__Stored records__.
================================

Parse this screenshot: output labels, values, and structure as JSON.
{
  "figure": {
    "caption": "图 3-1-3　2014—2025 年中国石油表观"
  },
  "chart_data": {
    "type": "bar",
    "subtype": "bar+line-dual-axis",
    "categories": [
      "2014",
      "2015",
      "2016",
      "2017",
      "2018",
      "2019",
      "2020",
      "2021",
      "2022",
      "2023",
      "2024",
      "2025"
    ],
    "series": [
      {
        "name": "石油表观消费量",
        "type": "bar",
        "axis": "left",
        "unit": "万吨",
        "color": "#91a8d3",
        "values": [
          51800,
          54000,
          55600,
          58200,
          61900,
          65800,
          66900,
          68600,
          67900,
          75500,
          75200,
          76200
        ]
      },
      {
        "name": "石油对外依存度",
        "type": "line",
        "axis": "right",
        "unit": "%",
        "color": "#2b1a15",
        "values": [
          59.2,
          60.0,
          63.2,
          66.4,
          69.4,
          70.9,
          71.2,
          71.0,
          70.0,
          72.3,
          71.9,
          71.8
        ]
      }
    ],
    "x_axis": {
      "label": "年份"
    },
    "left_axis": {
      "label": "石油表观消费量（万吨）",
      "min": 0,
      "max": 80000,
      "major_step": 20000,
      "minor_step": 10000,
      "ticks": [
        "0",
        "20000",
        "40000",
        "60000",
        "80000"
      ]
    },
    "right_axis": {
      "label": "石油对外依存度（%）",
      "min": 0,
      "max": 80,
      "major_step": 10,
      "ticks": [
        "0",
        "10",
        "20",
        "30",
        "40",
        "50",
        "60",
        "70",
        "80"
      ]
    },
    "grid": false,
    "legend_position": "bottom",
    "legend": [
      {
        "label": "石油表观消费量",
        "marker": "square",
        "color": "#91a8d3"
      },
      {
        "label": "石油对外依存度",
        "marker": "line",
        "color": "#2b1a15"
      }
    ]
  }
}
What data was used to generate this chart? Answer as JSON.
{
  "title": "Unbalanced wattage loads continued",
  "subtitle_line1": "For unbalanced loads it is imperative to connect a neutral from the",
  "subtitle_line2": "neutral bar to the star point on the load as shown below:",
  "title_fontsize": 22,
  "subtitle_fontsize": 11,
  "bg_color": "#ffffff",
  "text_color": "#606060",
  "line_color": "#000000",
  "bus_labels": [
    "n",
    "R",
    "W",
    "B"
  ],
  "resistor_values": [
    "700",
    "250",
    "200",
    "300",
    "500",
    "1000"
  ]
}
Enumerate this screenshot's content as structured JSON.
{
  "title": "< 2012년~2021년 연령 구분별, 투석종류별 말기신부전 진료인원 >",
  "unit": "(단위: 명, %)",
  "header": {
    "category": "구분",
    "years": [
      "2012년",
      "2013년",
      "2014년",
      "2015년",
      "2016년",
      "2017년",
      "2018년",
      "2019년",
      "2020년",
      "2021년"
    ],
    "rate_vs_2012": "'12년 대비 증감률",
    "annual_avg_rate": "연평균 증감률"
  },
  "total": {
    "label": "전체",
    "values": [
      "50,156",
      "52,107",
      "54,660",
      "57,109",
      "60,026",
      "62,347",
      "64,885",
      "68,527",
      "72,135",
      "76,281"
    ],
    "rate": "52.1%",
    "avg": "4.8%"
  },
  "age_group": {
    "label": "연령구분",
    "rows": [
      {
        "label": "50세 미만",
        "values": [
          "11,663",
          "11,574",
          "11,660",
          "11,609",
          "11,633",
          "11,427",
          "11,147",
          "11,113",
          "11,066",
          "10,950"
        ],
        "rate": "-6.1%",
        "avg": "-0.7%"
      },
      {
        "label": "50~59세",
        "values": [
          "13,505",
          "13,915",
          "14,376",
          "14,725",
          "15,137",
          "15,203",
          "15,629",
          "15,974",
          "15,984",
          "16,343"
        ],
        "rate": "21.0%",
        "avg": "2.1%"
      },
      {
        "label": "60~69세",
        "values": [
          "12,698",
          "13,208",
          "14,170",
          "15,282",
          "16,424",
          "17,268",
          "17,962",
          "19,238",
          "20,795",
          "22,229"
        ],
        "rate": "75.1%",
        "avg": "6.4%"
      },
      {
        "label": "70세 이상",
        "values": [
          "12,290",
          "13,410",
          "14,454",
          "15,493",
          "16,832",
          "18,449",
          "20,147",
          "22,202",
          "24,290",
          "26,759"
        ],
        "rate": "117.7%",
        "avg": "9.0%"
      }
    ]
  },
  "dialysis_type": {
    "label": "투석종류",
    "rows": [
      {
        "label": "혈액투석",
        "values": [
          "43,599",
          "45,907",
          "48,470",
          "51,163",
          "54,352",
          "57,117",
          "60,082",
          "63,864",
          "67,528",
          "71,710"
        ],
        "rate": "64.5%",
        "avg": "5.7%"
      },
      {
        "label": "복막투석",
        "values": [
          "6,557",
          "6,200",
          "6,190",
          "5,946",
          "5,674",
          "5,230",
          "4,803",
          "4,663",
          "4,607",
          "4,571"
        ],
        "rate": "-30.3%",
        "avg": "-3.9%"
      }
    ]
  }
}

================================

__To be done__.
Transcribe all of the material exactly. Omit nothing.

__Exercise response__.
Parse this screenshot: output labels, values, and structure as JSON.
{
  "figure": {
    "caption": "图 3-1-3　2014—2025 年中国石油表观"
  },
  "chart_data": {
    "type": "bar",
    "subtype": "bar+line-dual-axis",
    "categories": [
      "2014",
      "2015",
      "2016",
      "2017",
      "2018",
      "2019",
      "2020",
      "2021",
      "2022",
      "2023",
      "2024",
      "2025"
    ],
    "series": [
      {
        "name": "石油表观消费量",
        "type": "bar",
        "axis": "left",
        "unit": "万吨",
        "color": "#91a8d3",
        "values": [
          51800,
          54000,
          55600,
          58200,
          61900,
          65800,
          66900,
          68600,
          67900,
          75500,
          75200,
          76200
        ]
      },
      {
        "name": "石油对外依存度",
        "type": "line",
        "axis": "right",
        "unit": "%",
        "color": "#2b1a15",
        "values": [
          59.2,
          60.0,
          63.2,
          66.4,
          69.4,
          70.9,
          71.2,
          71.0,
          70.0,
          72.3,
          71.9,
          71.8
        ]
      }
    ],
    "x_axis": {
      "label": "年份"
    },
    "left_axis": {
      "label": "石油表观消费量（万吨）",
      "min": 0,
      "max": 80000,
      "major_step": 20000,
      "minor_step": 10000,
      "ticks": [
        "0",
        "20000",
        "40000",
        "60000",
        "80000"
      ]
    },
    "right_axis": {
      "label": "石油对外依存度（%）",
      "min": 0,
      "max": 80,
      "major_step": 10,
      "ticks": [
        "0",
        "10",
        "20",
        "30",
        "40",
        "50",
        "60",
        "70",
        "80"
      ]
    },
    "grid": false,
    "legend_position": "bottom",
    "legend": [
      {
        "label": "石油表观消费量",
        "marker": "square",
        "color": "#91a8d3"
      },
      {
        "label": "石油对外依存度",
        "marker": "line",
        "color": "#2b1a15"
      }
    ]
  }
}
What data was used to generate this chart? Answer as JSON.
{
  "title": "Unbalanced wattage loads continued",
  "subtitle_line1": "For unbalanced loads it is imperative to connect a neutral from the",
  "subtitle_line2": "neutral bar to the star point on the load as shown below:",
  "title_fontsize": 22,
  "subtitle_fontsize": 11,
  "bg_color": "#ffffff",
  "text_color": "#606060",
  "line_color": "#000000",
  "bus_labels": [
    "n",
    "R",
    "W",
    "B"
  ],
  "resistor_values": [
    "700",
    "250",
    "200",
    "300",
    "500",
    "1000"
  ]
}
Enumerate this screenshot's content as structured JSON.
{
  "title": "< 2012년~2021년 연령 구분별, 투석종류별 말기신부전 진료인원 >",
  "unit": "(단위: 명, %)",
  "header": {
    "category": "구분",
    "years": [
      "2012년",
      "2013년",
      "2014년",
      "2015년",
      "2016년",
      "2017년",
      "2018년",
      "2019년",
      "2020년",
      "2021년"
    ],
    "rate_vs_2012": "'12년 대비 증감률",
    "annual_avg_rate": "연평균 증감률"
  },
  "total": {
    "label": "전체",
    "values": [
      "50,156",
      "52,107",
      "54,660",
      "57,109",
      "60,026",
      "62,347",
      "64,885",
      "68,527",
      "72,135",
      "76,281"
    ],
    "rate": "52.1%",
    "avg": "4.8%"
  },
  "age_group": {
    "label": "연령구분",
    "rows": [
      {
        "label": "50세 미만",
        "values": [
          "11,663",
          "11,574",
          "11,660",
          "11,609",
          "11,633",
          "11,427",
          "11,147",
          "11,113",
          "11,066",
          "10,950"
        ],
        "rate": "-6.1%",
        "avg": "-0.7%"
      },
      {
        "label": "50~59세",
        "values": [
          "13,505",
          "13,915",
          "14,376",
          "14,725",
          "15,137",
          "15,203",
          "15,629",
          "15,974",
          "15,984",
          "16,343"
        ],
        "rate": "21.0%",
        "avg": "2.1%"
      },
      {
        "label": "60~69세",
        "values": [
          "12,698",
          "13,208",
          "14,170",
          "15,282",
          "16,424",
          "17,268",
          "17,962",
          "19,238",
          "20,795",
          "22,229"
        ],
        "rate": "75.1%",
        "avg": "6.4%"
      },
      {
        "label": "70세 이상",
        "values": [
          "12,290",
          "13,410",
          "14,454",
          "15,493",
          "16,832",
          "18,449",
          "20,147",
          "22,202",
          "24,290",
          "26,759"
        ],
        "rate": "117.7%",
        "avg": "9.0%"
      }
    ]
  },
  "dialysis_type": {
    "label": "투석종류",
    "rows": [
      {
        "label": "혈액투석",
        "values": [
          "43,599",
          "45,907",
          "48,470",
          "51,163",
          "54,352",
          "57,117",
          "60,082",
          "63,864",
          "67,528",
          "71,710"
        ],
        "rate": "64.5%",
        "avg": "5.7%"
      },
      {
        "label": "복막투석",
        "values": [
          "6,557",
          "6,200",
          "6,190",
          "5,946",
          "5,674",
          "5,230",
          "4,803",
          "4,663",
          "4,607",
          "4,571"
        ],
        "rate": "-30.3%",
        "avg": "-3.9%"
      }
    ]
  }
}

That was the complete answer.